* [Source records]
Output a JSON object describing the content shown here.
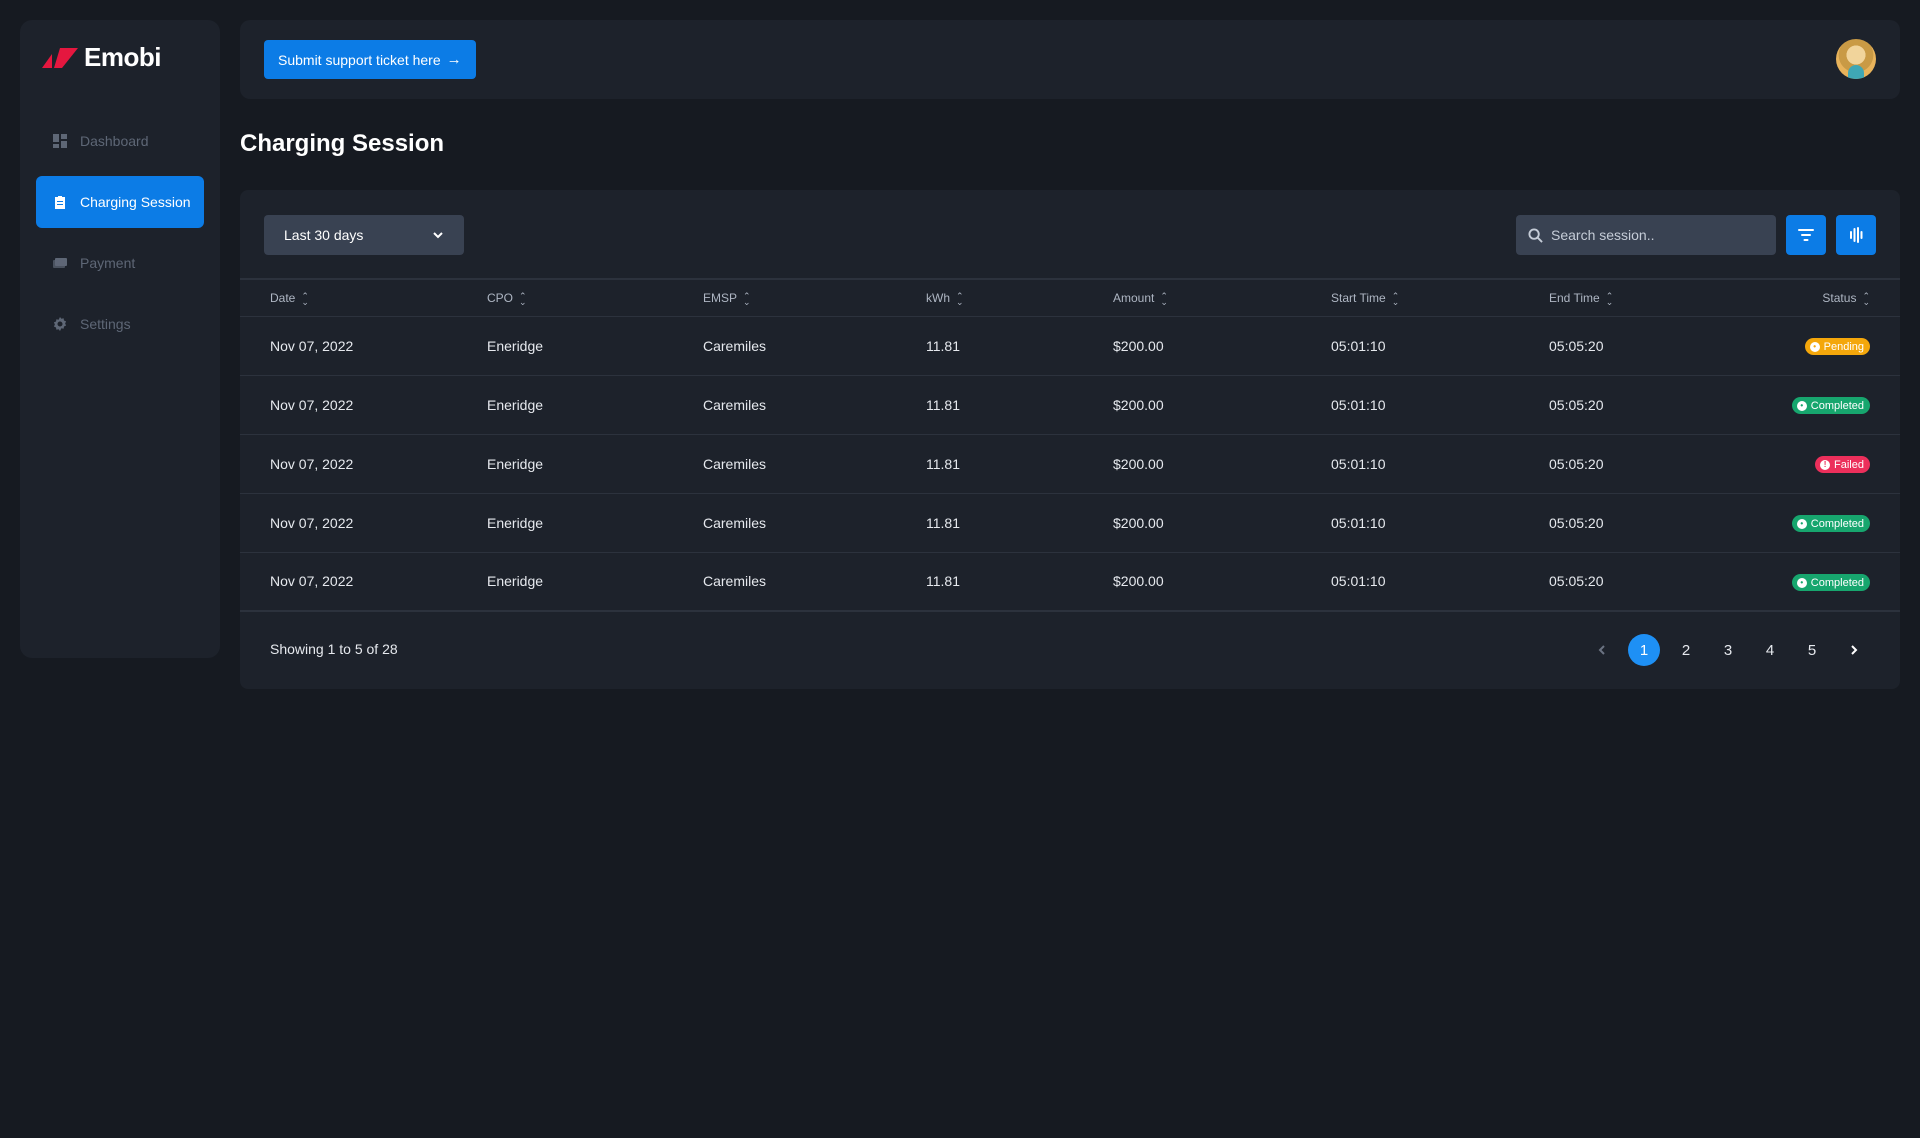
{
  "app": {
    "brand_name": "Emobi",
    "brand_color": "#e5173f",
    "accent": "#0c7ce6"
  },
  "sidebar": {
    "items": [
      {
        "label": "Dashboard",
        "icon": "dashboard-icon",
        "active": false
      },
      {
        "label": "Charging Session",
        "icon": "clipboard-icon",
        "active": true
      },
      {
        "label": "Payment",
        "icon": "money-icon",
        "active": false
      },
      {
        "label": "Settings",
        "icon": "gear-icon",
        "active": false
      }
    ]
  },
  "topbar": {
    "support_label": "Submit support ticket here"
  },
  "page": {
    "title": "Charging Session"
  },
  "toolbar": {
    "range_value": "Last 30 days",
    "search_placeholder": "Search session.."
  },
  "table": {
    "headers": {
      "date": "Date",
      "cpo": "CPO",
      "emsp": "EMSP",
      "kwh": "kWh",
      "amount": "Amount",
      "start": "Start Time",
      "end": "End Time",
      "status": "Status"
    },
    "rows": [
      {
        "date": "Nov 07, 2022",
        "cpo": "Eneridge",
        "emsp": "Caremiles",
        "kwh": "11.81",
        "amount": "$200.00",
        "start": "05:01:10",
        "end": "05:05:20",
        "status": "Pending"
      },
      {
        "date": "Nov 07, 2022",
        "cpo": "Eneridge",
        "emsp": "Caremiles",
        "kwh": "11.81",
        "amount": "$200.00",
        "start": "05:01:10",
        "end": "05:05:20",
        "status": "Completed"
      },
      {
        "date": "Nov 07, 2022",
        "cpo": "Eneridge",
        "emsp": "Caremiles",
        "kwh": "11.81",
        "amount": "$200.00",
        "start": "05:01:10",
        "end": "05:05:20",
        "status": "Failed"
      },
      {
        "date": "Nov 07, 2022",
        "cpo": "Eneridge",
        "emsp": "Caremiles",
        "kwh": "11.81",
        "amount": "$200.00",
        "start": "05:01:10",
        "end": "05:05:20",
        "status": "Completed"
      },
      {
        "date": "Nov 07, 2022",
        "cpo": "Eneridge",
        "emsp": "Caremiles",
        "kwh": "11.81",
        "amount": "$200.00",
        "start": "05:01:10",
        "end": "05:05:20",
        "status": "Completed"
      }
    ]
  },
  "status_colors": {
    "Pending": "#f4a70b",
    "Completed": "#17a66e",
    "Failed": "#ec2f5b"
  },
  "footer": {
    "showing_text": "Showing 1 to 5 of 28",
    "pages": [
      "1",
      "2",
      "3",
      "4",
      "5"
    ],
    "current_page": "1"
  }
}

* [Problem requirements] Print each of the records above exactly as written, leaving no picture in the copy.

* [Problem solution]
Output a JSON object describing the content shown here.
{
  "app": {
    "brand_name": "Emobi",
    "brand_color": "#e5173f",
    "accent": "#0c7ce6"
  },
  "sidebar": {
    "items": [
      {
        "label": "Dashboard",
        "icon": "dashboard-icon",
        "active": false
      },
      {
        "label": "Charging Session",
        "icon": "clipboard-icon",
        "active": true
      },
      {
        "label": "Payment",
        "icon": "money-icon",
        "active": false
      },
      {
        "label": "Settings",
        "icon": "gear-icon",
        "active": false
      }
    ]
  },
  "topbar": {
    "support_label": "Submit support ticket here"
  },
  "page": {
    "title": "Charging Session"
  },
  "toolbar": {
    "range_value": "Last 30 days",
    "search_placeholder": "Search session.."
  },
  "table": {
    "headers": {
      "date": "Date",
      "cpo": "CPO",
      "emsp": "EMSP",
      "kwh": "kWh",
      "amount": "Amount",
      "start": "Start Time",
      "end": "End Time",
      "status": "Status"
    },
    "rows": [
      {
        "date": "Nov 07, 2022",
        "cpo": "Eneridge",
        "emsp": "Caremiles",
        "kwh": "11.81",
        "amount": "$200.00",
        "start": "05:01:10",
        "end": "05:05:20",
        "status": "Pending"
      },
      {
        "date": "Nov 07, 2022",
        "cpo": "Eneridge",
        "emsp": "Caremiles",
        "kwh": "11.81",
        "amount": "$200.00",
        "start": "05:01:10",
        "end": "05:05:20",
        "status": "Completed"
      },
      {
        "date": "Nov 07, 2022",
        "cpo": "Eneridge",
        "emsp": "Caremiles",
        "kwh": "11.81",
        "amount": "$200.00",
        "start": "05:01:10",
        "end": "05:05:20",
        "status": "Failed"
      },
      {
        "date": "Nov 07, 2022",
        "cpo": "Eneridge",
        "emsp": "Caremiles",
        "kwh": "11.81",
        "amount": "$200.00",
        "start": "05:01:10",
        "end": "05:05:20",
        "status": "Completed"
      },
      {
        "date": "Nov 07, 2022",
        "cpo": "Eneridge",
        "emsp": "Caremiles",
        "kwh": "11.81",
        "amount": "$200.00",
        "start": "05:01:10",
        "end": "05:05:20",
        "status": "Completed"
      }
    ]
  },
  "status_colors": {
    "Pending": "#f4a70b",
    "Completed": "#17a66e",
    "Failed": "#ec2f5b"
  },
  "footer": {
    "showing_text": "Showing 1 to 5 of 28",
    "pages": [
      "1",
      "2",
      "3",
      "4",
      "5"
    ],
    "current_page": "1"
  }
}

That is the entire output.